[DIRECTIVE] The answer is a single number: how many lines hold the string "name".

-------- DATA FOR THE TASK --------

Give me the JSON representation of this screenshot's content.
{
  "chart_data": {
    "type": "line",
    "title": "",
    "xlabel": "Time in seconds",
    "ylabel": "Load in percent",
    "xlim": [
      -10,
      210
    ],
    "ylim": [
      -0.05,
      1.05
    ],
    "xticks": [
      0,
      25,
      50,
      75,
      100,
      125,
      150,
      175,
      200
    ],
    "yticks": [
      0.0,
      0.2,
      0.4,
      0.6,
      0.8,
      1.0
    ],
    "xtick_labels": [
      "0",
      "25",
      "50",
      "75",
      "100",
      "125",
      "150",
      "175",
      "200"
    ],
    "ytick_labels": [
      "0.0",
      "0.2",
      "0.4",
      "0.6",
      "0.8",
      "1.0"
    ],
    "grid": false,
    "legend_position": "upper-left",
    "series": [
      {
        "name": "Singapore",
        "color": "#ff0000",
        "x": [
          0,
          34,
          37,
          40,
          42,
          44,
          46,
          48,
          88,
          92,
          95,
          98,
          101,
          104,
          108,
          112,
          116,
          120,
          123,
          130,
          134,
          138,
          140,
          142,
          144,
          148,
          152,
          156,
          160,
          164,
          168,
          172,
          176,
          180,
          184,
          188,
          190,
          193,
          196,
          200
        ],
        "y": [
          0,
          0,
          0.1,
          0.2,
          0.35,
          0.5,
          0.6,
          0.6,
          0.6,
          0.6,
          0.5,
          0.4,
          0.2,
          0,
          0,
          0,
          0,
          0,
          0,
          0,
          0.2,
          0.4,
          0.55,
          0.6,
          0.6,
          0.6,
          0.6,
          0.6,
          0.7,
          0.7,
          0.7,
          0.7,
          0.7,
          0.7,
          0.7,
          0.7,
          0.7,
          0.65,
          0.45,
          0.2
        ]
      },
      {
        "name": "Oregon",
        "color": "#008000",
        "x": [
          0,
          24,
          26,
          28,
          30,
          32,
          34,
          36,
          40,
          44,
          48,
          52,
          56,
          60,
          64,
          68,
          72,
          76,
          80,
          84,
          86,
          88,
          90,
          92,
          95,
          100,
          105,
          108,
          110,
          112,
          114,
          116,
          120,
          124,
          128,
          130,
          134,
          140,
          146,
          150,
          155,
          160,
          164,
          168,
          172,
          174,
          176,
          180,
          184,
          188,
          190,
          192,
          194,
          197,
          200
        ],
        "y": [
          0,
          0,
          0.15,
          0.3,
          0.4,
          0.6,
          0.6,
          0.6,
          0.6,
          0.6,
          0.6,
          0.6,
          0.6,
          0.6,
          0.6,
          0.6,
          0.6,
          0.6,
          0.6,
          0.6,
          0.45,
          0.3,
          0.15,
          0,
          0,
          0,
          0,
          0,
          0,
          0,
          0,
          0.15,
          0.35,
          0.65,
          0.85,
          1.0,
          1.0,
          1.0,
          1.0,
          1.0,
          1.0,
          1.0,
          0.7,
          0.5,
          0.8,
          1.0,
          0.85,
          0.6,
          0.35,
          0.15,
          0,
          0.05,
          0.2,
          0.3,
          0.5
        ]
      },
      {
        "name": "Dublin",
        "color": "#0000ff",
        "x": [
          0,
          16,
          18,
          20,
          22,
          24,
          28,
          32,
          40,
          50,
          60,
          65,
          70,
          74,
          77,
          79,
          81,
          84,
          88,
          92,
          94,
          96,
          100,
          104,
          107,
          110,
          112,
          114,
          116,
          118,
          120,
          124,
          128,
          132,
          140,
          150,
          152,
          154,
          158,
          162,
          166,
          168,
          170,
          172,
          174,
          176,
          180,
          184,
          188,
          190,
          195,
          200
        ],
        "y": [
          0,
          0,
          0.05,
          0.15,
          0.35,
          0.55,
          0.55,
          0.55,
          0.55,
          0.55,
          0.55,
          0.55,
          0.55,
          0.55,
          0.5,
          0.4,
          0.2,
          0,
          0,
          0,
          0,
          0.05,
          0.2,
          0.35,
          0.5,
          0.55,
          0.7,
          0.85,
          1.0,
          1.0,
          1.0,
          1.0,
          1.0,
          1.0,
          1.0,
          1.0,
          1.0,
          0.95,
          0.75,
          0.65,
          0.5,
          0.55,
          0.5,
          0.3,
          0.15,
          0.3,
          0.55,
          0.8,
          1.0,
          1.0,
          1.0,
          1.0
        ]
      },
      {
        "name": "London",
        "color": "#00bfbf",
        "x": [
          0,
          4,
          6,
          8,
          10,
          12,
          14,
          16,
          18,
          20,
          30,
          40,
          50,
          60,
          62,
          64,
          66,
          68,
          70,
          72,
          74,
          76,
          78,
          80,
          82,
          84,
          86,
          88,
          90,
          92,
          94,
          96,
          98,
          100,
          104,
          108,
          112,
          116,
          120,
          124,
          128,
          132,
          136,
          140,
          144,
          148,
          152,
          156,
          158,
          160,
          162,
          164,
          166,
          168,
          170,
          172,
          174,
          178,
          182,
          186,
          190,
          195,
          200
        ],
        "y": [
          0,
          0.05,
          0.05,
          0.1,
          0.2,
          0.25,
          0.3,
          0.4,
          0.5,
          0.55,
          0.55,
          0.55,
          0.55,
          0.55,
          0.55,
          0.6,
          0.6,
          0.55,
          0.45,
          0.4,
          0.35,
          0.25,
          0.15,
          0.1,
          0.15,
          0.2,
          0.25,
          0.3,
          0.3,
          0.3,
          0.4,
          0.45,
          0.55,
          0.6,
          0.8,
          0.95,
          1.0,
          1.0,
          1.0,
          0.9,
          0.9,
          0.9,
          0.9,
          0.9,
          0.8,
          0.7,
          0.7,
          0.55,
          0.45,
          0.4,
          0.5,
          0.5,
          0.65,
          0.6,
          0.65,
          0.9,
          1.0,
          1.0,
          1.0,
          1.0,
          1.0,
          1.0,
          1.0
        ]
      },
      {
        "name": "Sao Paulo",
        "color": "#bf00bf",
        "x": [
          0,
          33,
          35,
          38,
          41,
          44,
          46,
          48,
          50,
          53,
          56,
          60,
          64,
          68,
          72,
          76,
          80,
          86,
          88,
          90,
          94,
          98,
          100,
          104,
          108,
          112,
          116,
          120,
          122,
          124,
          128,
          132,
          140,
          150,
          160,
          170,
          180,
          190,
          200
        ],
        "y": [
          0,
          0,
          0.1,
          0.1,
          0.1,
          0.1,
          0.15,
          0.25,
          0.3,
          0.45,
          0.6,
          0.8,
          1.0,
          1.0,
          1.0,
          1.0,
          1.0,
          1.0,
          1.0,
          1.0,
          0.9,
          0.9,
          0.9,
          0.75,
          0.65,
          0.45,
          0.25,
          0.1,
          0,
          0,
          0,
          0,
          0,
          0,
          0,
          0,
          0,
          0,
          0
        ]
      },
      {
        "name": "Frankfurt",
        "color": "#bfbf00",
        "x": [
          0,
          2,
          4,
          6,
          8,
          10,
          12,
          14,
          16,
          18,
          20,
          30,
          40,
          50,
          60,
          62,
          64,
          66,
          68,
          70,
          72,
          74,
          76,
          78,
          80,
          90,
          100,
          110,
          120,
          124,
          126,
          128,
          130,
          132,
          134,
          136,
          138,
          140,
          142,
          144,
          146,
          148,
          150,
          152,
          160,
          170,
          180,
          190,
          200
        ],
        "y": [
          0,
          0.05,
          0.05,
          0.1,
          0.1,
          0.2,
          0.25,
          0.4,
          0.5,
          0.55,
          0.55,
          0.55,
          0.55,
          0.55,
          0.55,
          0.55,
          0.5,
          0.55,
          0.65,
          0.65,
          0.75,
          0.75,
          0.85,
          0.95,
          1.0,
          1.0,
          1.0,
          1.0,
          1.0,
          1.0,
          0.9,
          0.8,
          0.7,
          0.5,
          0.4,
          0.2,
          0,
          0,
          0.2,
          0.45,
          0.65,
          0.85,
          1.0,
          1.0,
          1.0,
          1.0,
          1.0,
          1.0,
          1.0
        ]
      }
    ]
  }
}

--------

[RESULT OF THE EXERCISE] 6